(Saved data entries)
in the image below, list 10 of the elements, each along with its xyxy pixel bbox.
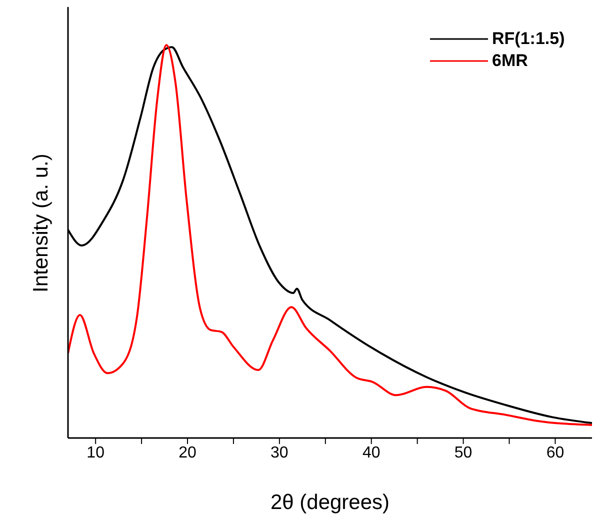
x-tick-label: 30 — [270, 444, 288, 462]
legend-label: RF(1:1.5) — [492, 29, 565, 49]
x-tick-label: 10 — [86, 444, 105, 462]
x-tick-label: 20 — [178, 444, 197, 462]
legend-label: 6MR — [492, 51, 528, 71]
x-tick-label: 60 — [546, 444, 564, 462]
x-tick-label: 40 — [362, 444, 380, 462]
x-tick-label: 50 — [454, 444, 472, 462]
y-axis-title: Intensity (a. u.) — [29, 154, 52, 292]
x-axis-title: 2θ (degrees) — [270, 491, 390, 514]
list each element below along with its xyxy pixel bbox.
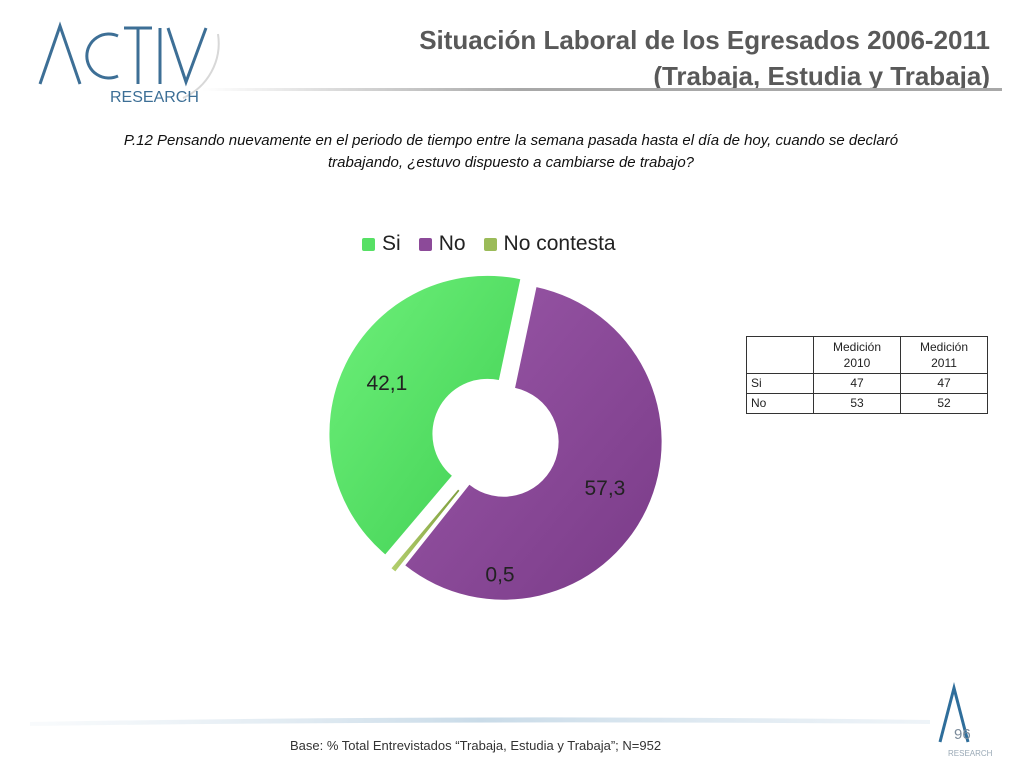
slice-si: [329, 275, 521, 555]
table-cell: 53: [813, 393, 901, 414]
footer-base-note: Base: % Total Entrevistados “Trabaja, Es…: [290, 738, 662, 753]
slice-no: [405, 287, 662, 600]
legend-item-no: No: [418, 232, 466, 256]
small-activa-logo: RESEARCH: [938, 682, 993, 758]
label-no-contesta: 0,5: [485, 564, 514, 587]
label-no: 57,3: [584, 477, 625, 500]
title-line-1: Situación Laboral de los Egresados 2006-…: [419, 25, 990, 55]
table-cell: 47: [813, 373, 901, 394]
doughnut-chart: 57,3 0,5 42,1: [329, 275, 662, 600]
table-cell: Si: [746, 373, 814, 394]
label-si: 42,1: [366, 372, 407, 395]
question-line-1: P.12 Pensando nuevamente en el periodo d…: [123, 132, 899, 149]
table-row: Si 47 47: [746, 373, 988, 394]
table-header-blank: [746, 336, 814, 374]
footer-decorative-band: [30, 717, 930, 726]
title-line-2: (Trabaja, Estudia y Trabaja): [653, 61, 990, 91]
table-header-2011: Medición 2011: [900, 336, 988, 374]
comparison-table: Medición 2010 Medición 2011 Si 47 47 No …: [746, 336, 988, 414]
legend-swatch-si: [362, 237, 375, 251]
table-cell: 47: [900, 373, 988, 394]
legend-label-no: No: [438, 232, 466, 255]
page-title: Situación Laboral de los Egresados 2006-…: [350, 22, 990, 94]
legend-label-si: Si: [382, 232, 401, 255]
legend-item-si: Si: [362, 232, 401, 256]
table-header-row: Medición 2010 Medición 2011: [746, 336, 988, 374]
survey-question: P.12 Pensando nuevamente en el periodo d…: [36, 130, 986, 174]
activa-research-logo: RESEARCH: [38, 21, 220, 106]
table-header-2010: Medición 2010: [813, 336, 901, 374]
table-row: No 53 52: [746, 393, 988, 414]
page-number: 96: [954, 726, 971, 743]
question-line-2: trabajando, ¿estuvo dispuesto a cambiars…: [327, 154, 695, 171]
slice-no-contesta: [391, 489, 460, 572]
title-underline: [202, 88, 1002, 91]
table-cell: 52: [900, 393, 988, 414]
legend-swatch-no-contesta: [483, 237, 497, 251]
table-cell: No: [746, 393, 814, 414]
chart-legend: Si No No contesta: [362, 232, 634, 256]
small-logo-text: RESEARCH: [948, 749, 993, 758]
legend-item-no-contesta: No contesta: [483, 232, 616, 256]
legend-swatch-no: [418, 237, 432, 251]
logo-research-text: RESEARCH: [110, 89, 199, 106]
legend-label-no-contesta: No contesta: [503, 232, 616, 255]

* * *

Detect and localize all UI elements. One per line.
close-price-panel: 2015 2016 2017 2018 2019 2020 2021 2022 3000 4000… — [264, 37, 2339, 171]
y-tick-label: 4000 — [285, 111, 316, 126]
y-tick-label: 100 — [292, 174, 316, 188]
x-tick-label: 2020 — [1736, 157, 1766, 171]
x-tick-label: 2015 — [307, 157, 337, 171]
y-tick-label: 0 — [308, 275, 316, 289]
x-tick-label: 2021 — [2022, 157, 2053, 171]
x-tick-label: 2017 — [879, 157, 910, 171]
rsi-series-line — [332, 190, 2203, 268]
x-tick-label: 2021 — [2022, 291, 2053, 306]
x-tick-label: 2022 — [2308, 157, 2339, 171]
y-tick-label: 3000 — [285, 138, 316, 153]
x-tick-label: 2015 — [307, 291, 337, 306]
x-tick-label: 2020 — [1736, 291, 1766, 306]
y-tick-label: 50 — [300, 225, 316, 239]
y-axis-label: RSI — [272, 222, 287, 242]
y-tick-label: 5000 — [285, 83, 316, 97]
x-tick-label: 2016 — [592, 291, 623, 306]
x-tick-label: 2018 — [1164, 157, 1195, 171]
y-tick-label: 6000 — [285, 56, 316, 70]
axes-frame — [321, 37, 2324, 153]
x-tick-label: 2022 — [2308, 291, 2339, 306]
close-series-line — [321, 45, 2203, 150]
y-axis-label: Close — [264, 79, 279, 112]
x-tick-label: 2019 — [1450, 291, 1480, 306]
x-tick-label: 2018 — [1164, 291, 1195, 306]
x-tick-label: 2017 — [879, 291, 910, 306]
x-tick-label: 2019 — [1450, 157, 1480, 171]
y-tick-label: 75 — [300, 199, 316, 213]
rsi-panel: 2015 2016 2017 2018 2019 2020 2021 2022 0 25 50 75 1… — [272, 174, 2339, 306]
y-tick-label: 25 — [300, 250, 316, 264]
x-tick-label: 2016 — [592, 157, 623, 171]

### [Requirement]
Duplicate the lines of the listing above, starting at the line that contains "slice-si: [329, 275, 521, 555]" and ending at the line that contains "table-cell: 47: [813, 373, 901, 394]", with both included.

### [Finished task]
slice-si: [329, 275, 521, 555]
table-cell: 53: [813, 393, 901, 414]
footer-base-note: Base: % Total Entrevistados “Trabaja, Es…: [290, 738, 662, 753]
slice-no: [405, 287, 662, 600]
legend-item-no: No: [418, 232, 466, 256]
small-activa-logo: RESEARCH: [938, 682, 993, 758]
label-no-contesta: 0,5: [485, 564, 514, 587]
label-no: 57,3: [584, 477, 625, 500]
title-line-1: Situación Laboral de los Egresados 2006-…: [419, 25, 990, 55]
table-cell: 47: [813, 373, 901, 394]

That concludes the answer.